DIRECTION: Transcribe the records that follow, preserving every word.

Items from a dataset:
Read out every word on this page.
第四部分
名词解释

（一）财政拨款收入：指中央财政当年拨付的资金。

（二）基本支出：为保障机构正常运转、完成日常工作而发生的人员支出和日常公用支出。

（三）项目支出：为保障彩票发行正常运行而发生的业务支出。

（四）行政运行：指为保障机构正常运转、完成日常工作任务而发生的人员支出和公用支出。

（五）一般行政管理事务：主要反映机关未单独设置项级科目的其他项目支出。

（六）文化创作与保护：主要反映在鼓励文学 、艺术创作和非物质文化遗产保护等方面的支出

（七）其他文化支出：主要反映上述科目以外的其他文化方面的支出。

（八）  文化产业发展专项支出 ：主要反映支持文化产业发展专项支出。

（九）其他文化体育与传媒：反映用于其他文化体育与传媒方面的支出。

ANSWER TO THE PROBLEM:
Read out every word on this page.
第四部分
名词解释

（一）财政拨款收入：指中央财政当年拨付的资金。

（二）基本支出：为保障机构正常运转、完成日常工作而发生的人员支出和日常公用支出。

（三）项目支出：为保障彩票发行正常运行而发生的业务支出。

（四）行政运行：指为保障机构正常运转、完成日常工作任务而发生的人员支出和公用支出。

（五）一般行政管理事务：主要反映机关未单独设置项级科目的其他项目支出。

（六）文化创作与保护：主要反映在鼓励文学 、艺术创作和非物质文化遗产保护等方面的支出

（七）其他文化支出：主要反映上述科目以外的其他文化方面的支出。

（八）  文化产业发展专项支出 ：主要反映支持文化产业发展专项支出。

（九）其他文化体育与传媒：反映用于其他文化体育与传媒方面的支出。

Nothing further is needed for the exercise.